What you need to do: The task calls for each line of the records below in which the word "TOTAL" appears.

(Stored records)
•••••

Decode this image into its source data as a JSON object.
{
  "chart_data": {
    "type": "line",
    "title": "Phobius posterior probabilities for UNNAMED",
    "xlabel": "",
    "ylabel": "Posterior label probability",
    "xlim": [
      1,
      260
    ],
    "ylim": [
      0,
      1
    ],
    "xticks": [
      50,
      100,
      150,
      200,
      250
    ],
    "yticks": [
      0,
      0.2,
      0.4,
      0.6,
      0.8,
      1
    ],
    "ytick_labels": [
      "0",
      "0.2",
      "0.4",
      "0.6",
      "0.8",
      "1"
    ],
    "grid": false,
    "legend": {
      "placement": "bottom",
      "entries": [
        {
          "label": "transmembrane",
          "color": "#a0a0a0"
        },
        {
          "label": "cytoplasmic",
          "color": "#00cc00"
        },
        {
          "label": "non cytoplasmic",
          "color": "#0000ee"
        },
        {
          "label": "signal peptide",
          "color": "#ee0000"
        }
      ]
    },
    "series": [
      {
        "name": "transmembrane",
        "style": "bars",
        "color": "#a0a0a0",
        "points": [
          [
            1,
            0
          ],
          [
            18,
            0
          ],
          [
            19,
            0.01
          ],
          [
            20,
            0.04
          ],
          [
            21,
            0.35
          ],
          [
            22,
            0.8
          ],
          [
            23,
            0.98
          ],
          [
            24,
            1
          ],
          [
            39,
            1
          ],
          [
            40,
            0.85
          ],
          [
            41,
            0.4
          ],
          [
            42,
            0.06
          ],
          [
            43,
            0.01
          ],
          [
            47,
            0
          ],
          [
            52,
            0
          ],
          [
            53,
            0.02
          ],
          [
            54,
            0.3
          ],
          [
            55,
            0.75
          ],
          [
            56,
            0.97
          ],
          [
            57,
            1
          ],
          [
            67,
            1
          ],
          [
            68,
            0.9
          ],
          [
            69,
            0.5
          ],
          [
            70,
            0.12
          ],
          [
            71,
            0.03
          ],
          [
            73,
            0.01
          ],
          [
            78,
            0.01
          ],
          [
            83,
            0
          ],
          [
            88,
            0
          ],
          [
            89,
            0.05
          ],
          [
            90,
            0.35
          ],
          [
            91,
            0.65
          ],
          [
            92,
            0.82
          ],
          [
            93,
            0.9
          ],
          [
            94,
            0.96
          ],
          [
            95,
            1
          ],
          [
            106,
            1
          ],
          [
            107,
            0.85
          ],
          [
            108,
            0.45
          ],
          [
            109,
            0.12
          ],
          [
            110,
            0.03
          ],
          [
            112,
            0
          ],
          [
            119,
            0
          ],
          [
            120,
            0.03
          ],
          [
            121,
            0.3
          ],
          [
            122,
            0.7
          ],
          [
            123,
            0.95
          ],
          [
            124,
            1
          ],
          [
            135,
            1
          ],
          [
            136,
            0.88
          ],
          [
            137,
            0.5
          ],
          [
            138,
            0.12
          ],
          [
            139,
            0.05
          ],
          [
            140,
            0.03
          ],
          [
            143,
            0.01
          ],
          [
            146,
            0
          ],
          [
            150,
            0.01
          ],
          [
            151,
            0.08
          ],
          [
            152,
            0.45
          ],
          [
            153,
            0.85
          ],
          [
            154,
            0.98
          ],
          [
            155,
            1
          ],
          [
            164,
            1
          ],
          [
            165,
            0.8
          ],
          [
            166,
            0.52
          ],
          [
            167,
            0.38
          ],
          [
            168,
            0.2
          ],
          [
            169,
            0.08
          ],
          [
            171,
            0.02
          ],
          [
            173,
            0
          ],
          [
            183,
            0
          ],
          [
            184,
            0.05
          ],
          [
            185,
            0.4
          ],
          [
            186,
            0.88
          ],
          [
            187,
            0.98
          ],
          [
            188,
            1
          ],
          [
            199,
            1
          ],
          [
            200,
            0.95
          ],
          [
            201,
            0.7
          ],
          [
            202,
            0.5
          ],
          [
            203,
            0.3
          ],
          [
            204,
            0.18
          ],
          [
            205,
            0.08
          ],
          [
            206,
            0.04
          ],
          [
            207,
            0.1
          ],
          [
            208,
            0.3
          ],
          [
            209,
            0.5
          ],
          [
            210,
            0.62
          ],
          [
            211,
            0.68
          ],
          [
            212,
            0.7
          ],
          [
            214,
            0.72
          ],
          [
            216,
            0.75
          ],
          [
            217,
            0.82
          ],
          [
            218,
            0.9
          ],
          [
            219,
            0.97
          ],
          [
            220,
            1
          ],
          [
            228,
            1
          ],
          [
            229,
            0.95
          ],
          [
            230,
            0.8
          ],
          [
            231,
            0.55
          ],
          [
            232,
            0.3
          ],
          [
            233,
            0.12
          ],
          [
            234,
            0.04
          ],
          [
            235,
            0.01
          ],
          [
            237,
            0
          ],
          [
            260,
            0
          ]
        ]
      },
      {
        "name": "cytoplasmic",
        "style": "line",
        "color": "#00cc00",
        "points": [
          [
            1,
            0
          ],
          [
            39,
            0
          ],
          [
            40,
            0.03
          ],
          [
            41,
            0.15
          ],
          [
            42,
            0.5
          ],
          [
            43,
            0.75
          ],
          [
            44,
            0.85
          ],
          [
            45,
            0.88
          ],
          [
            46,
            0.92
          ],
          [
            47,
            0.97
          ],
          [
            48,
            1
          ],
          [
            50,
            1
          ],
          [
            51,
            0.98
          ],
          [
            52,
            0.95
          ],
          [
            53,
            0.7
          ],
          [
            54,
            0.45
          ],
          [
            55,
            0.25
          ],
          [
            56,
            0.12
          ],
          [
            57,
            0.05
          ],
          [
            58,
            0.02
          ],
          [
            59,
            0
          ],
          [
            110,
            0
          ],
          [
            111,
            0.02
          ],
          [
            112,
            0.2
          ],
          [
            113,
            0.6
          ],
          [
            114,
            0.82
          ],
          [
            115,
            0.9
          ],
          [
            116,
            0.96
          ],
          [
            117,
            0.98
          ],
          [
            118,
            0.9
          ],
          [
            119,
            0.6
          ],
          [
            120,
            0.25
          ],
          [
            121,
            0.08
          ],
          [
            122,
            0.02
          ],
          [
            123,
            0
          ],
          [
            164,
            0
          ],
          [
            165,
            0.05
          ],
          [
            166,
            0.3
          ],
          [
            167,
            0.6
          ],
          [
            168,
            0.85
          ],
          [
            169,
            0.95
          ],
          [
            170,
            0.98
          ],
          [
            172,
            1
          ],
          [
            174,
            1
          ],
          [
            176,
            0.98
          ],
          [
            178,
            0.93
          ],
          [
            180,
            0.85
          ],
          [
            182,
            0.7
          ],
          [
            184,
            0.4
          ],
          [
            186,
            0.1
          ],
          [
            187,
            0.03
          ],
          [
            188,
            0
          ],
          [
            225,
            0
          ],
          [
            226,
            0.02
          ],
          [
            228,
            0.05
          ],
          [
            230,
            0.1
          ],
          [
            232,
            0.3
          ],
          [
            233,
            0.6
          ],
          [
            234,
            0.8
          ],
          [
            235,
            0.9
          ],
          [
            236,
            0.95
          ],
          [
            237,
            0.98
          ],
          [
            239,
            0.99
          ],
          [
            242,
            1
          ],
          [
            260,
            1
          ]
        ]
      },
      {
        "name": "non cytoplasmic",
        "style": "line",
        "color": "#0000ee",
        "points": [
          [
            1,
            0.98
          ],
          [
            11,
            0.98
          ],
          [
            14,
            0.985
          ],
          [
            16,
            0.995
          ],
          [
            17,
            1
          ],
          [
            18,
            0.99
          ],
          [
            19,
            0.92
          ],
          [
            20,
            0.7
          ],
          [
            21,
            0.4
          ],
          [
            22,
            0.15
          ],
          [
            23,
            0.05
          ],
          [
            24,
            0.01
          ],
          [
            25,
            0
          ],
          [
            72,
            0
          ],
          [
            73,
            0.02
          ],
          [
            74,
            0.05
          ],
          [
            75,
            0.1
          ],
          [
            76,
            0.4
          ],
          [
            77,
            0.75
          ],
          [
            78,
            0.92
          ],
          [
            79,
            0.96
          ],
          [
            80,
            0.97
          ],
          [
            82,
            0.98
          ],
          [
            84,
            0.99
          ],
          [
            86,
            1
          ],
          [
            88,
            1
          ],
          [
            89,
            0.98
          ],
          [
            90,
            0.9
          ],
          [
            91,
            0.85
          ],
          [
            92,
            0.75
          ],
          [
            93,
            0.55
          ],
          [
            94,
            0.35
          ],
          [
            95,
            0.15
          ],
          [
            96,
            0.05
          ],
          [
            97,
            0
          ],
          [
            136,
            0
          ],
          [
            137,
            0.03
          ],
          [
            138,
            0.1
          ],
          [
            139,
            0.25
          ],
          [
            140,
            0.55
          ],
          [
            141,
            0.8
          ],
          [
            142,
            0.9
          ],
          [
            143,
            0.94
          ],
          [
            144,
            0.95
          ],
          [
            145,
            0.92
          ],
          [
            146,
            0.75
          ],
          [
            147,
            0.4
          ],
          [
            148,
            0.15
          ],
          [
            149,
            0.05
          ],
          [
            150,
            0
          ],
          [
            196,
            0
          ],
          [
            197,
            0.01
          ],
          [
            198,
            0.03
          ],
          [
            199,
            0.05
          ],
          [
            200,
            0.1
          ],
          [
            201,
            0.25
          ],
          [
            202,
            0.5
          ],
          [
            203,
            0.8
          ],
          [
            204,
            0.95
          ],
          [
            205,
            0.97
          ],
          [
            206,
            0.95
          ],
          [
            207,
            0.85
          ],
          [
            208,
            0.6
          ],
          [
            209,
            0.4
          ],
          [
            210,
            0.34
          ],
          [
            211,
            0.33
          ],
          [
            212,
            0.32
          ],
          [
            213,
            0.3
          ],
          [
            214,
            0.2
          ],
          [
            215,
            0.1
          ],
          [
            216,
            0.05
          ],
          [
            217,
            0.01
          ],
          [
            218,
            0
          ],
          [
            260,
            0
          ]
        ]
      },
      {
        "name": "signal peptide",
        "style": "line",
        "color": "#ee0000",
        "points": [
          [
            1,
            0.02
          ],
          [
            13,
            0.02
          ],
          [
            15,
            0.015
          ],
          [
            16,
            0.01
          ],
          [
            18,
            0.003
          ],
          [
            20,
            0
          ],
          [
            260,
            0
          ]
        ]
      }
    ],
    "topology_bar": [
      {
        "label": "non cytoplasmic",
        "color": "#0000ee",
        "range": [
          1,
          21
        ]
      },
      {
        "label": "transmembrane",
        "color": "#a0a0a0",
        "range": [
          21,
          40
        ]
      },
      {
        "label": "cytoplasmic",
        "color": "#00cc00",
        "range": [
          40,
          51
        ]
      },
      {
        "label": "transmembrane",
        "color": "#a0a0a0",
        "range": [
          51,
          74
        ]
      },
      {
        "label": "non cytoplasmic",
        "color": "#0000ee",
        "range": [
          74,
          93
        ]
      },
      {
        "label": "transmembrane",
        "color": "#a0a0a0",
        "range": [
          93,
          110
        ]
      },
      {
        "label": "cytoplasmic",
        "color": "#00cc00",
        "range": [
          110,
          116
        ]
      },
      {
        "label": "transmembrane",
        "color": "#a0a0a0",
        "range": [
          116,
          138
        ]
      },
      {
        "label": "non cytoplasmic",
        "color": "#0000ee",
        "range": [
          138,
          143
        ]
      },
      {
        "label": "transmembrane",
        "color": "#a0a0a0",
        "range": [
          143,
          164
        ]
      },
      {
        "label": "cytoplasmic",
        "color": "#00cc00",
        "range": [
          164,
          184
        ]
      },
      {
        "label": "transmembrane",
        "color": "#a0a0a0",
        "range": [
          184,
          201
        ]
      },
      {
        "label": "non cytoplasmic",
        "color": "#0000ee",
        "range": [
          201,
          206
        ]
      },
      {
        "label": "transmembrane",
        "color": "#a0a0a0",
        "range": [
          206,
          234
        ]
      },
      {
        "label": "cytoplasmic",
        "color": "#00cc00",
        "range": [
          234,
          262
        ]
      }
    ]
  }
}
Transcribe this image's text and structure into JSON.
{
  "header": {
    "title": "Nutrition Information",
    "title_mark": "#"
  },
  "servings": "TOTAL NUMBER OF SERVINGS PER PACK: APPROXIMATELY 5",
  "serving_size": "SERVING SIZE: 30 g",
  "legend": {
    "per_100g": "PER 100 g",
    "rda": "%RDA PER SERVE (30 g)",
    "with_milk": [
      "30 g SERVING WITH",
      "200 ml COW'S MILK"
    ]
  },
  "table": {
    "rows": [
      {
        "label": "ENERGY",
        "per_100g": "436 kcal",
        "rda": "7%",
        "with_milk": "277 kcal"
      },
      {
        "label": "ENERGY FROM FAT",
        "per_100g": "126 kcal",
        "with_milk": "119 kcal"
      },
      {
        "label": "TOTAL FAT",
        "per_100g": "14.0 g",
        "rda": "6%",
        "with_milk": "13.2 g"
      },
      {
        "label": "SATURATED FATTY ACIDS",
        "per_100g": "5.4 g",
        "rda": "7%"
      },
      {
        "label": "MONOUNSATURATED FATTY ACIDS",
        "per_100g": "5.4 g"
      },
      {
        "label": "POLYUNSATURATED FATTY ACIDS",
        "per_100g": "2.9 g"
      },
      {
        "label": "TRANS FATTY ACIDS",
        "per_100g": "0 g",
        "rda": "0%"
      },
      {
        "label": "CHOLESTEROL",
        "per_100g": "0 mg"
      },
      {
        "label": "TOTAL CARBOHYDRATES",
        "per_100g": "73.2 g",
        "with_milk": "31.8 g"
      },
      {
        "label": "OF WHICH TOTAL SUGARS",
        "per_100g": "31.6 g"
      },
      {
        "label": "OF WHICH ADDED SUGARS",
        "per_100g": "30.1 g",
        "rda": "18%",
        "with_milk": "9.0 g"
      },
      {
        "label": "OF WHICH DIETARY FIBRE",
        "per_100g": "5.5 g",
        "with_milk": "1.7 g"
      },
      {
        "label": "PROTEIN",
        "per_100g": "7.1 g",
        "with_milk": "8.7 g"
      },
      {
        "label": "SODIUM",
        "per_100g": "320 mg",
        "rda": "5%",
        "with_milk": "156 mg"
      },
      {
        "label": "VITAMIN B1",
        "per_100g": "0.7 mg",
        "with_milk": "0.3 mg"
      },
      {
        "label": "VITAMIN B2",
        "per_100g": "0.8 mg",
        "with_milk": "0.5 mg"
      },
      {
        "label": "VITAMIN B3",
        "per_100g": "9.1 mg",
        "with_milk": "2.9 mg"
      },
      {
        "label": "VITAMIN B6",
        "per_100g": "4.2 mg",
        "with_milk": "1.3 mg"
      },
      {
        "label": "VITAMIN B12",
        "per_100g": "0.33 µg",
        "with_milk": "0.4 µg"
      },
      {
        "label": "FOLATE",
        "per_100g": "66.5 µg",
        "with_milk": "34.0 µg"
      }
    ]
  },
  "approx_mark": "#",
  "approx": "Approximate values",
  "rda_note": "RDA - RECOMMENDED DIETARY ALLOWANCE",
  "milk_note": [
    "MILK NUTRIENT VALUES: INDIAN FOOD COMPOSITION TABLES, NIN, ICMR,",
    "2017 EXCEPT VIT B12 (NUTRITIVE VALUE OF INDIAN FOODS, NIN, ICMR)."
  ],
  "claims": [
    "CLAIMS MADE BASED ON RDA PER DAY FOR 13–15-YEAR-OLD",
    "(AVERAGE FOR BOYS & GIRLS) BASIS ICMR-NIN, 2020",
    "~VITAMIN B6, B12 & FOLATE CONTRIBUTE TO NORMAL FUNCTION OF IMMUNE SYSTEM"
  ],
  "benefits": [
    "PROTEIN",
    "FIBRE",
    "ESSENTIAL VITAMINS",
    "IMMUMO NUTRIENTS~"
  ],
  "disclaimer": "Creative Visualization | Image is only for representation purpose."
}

•••••

Response below:
  "servings": "TOTAL NUMBER OF SERVINGS PER PACK: APPROXIMATELY 5",
        "label": "TOTAL FAT",
        "label": "TOTAL CARBOHYDRATES",
        "label": "OF WHICH TOTAL SUGARS",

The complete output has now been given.